## START

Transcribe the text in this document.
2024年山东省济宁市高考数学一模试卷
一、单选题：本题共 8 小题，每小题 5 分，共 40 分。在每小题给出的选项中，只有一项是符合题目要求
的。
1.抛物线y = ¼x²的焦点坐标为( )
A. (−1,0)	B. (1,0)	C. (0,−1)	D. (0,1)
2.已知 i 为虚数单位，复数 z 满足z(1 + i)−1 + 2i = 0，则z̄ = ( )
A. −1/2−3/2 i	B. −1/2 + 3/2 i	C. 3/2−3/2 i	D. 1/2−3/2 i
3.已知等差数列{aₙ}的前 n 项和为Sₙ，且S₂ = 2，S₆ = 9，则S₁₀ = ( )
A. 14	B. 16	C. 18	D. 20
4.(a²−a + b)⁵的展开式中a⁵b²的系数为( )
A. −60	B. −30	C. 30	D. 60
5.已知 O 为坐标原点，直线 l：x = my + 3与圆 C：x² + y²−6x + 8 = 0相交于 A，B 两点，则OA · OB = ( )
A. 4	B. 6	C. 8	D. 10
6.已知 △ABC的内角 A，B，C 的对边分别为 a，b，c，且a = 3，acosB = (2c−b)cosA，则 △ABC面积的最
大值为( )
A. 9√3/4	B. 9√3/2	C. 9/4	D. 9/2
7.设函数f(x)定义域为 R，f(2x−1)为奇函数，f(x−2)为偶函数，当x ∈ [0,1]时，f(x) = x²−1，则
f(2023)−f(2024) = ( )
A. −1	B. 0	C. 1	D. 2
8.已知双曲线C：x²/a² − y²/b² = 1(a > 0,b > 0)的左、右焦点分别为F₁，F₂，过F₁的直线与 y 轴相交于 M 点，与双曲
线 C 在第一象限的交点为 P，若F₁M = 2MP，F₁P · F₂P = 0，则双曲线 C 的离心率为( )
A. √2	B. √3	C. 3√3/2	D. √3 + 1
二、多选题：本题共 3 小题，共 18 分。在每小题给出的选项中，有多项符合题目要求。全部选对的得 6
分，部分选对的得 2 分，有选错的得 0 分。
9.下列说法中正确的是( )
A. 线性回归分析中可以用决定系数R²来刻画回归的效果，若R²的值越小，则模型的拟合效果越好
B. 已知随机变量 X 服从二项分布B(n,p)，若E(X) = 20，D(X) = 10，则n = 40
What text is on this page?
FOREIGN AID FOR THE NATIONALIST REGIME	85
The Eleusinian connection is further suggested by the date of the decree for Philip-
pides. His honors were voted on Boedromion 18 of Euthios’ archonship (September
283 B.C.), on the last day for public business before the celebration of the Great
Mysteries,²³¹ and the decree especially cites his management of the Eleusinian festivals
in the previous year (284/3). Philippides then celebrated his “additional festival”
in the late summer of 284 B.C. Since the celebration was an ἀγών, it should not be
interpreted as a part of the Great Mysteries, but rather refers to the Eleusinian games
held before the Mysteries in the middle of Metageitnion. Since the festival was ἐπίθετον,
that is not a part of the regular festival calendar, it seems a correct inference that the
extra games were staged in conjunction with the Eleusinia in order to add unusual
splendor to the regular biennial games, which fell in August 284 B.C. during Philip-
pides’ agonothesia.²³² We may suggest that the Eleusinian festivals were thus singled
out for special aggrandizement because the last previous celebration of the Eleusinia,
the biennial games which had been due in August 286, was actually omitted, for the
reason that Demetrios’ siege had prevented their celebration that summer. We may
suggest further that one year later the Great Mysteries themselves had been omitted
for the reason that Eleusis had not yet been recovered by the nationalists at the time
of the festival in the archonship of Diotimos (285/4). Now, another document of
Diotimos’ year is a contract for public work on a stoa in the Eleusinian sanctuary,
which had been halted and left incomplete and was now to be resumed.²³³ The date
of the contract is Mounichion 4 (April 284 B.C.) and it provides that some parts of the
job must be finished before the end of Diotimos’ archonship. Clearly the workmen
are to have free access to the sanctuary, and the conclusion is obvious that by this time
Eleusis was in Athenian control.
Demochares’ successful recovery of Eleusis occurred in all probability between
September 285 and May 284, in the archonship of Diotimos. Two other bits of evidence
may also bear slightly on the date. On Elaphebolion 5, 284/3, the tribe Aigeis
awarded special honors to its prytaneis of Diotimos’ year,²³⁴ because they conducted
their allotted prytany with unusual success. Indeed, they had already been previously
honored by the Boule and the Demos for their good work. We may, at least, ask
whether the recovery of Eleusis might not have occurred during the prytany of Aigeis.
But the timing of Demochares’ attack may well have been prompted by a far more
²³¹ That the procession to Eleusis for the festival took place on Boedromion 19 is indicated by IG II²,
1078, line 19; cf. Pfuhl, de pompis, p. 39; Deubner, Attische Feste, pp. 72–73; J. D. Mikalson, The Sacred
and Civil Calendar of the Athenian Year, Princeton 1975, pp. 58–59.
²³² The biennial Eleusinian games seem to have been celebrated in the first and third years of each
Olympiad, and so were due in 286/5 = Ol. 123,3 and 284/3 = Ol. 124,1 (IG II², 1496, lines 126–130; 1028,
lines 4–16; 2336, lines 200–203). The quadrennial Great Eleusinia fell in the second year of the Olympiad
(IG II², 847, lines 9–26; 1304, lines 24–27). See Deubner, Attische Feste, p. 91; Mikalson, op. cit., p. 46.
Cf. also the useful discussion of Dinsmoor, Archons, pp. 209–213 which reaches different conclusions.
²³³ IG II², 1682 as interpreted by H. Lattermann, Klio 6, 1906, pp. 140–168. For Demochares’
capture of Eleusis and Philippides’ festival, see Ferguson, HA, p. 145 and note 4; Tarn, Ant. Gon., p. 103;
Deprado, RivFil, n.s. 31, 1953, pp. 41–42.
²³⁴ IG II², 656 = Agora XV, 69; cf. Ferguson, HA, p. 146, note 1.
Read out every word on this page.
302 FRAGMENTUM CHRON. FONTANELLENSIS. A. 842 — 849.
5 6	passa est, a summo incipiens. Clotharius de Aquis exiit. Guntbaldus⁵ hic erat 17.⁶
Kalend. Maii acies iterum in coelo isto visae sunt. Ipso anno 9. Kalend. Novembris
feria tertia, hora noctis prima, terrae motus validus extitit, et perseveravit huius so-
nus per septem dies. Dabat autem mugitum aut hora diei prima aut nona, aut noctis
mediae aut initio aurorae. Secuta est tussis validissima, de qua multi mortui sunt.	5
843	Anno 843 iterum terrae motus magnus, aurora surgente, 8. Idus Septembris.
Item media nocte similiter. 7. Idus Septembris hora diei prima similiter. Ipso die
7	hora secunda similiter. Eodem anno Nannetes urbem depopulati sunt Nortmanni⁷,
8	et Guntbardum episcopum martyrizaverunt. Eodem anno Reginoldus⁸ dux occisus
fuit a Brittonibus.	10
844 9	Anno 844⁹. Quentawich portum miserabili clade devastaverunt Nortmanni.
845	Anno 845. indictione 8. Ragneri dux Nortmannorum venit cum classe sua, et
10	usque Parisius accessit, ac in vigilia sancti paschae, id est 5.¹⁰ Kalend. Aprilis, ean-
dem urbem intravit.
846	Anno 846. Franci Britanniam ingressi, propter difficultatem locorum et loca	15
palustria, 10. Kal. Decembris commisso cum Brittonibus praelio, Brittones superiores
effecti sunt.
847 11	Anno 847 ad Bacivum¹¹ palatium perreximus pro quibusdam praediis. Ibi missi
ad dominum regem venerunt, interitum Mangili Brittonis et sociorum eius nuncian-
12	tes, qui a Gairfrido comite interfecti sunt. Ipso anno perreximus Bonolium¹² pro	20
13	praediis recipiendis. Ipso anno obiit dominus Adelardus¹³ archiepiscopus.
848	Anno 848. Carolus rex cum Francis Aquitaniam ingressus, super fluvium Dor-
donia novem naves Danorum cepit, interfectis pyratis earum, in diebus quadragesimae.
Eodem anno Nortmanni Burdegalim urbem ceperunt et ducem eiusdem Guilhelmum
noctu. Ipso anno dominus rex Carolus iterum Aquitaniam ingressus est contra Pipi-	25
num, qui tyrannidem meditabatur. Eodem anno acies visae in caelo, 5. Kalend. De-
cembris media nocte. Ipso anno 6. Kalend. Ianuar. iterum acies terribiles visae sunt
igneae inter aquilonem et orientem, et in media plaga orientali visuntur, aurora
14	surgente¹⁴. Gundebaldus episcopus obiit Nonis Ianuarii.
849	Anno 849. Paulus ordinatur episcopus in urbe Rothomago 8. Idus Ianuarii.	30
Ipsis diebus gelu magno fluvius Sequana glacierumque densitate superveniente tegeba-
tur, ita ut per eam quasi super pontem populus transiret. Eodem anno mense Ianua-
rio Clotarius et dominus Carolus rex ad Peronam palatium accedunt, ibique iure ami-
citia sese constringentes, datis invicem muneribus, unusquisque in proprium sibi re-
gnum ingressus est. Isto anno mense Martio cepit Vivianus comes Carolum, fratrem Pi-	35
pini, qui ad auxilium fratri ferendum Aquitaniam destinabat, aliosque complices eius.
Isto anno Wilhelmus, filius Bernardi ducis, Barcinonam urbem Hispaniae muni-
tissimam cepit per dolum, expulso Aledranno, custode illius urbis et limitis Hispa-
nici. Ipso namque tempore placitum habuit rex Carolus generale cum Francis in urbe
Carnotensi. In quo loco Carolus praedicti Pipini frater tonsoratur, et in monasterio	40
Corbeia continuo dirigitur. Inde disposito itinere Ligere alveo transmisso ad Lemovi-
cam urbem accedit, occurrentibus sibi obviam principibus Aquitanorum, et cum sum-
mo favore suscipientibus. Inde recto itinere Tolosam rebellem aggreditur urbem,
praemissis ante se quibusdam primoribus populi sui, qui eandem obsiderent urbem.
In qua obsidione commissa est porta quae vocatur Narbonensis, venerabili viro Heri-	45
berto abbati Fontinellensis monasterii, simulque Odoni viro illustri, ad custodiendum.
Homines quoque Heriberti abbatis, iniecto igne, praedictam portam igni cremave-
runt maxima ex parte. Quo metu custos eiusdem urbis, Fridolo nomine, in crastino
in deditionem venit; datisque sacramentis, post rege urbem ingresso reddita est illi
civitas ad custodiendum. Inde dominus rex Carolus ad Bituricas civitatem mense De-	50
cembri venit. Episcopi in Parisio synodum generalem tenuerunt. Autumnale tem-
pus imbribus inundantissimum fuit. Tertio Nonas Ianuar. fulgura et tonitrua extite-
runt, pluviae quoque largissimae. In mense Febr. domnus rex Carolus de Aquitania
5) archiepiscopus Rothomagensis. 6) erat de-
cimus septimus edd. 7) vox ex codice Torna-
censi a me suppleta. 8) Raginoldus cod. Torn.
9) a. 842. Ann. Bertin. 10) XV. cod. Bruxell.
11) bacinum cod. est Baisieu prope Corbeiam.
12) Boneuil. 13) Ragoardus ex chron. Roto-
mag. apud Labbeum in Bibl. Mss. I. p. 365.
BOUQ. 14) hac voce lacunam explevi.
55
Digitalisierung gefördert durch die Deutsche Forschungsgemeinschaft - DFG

## END

### EXERCISE GOAL
Each line above that holds the string "prima" should be copied and shown.

### EXERCISE RESPONSE
feria tertia, hora noctis prima, terrae motus validus extitit, et perseveravit huius so-
nus per septem dies. Dabat autem mugitum aut hora diei prima aut nona, aut noctis
Item media nocte similiter. 7. Idus Septembris hora diei prima similiter. Ipso die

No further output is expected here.